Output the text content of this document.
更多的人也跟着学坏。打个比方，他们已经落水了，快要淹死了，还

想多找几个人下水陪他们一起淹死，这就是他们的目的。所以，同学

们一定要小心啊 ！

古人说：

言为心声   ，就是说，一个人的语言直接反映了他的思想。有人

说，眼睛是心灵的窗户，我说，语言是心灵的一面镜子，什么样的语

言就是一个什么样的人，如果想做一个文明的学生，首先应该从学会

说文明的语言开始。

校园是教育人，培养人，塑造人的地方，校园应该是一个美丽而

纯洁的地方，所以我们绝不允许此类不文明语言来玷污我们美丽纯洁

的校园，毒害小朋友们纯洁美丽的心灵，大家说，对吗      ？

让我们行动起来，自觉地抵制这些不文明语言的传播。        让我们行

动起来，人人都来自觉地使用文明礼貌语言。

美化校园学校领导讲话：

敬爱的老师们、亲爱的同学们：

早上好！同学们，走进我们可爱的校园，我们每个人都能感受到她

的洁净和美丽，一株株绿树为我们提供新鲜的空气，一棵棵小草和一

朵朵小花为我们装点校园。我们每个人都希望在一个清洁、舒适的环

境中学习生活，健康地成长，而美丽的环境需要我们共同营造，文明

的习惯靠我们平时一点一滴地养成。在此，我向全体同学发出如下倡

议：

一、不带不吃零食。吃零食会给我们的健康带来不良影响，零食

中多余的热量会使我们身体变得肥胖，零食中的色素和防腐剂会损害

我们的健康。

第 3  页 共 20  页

◆ **Problem details**: Type the material above out again, exactly.

◆ **Task solution**:
Output the text content of this document.
更多的人也跟着学坏。打个比方，他们已经落水了，快要淹死了，还

想多找几个人下水陪他们一起淹死，这就是他们的目的。所以，同学

们一定要小心啊 ！

古人说：

言为心声   ，就是说，一个人的语言直接反映了他的思想。有人

说，眼睛是心灵的窗户，我说，语言是心灵的一面镜子，什么样的语

言就是一个什么样的人，如果想做一个文明的学生，首先应该从学会

说文明的语言开始。

校园是教育人，培养人，塑造人的地方，校园应该是一个美丽而

纯洁的地方，所以我们绝不允许此类不文明语言来玷污我们美丽纯洁

的校园，毒害小朋友们纯洁美丽的心灵，大家说，对吗      ？

让我们行动起来，自觉地抵制这些不文明语言的传播。        让我们行

动起来，人人都来自觉地使用文明礼貌语言。

美化校园学校领导讲话：

敬爱的老师们、亲爱的同学们：

早上好！同学们，走进我们可爱的校园，我们每个人都能感受到她

的洁净和美丽，一株株绿树为我们提供新鲜的空气，一棵棵小草和一

朵朵小花为我们装点校园。我们每个人都希望在一个清洁、舒适的环

境中学习生活，健康地成长，而美丽的环境需要我们共同营造，文明

的习惯靠我们平时一点一滴地养成。在此，我向全体同学发出如下倡

议：

一、不带不吃零食。吃零食会给我们的健康带来不良影响，零食

中多余的热量会使我们身体变得肥胖，零食中的色素和防腐剂会损害

我们的健康。

第 3  页 共 20  页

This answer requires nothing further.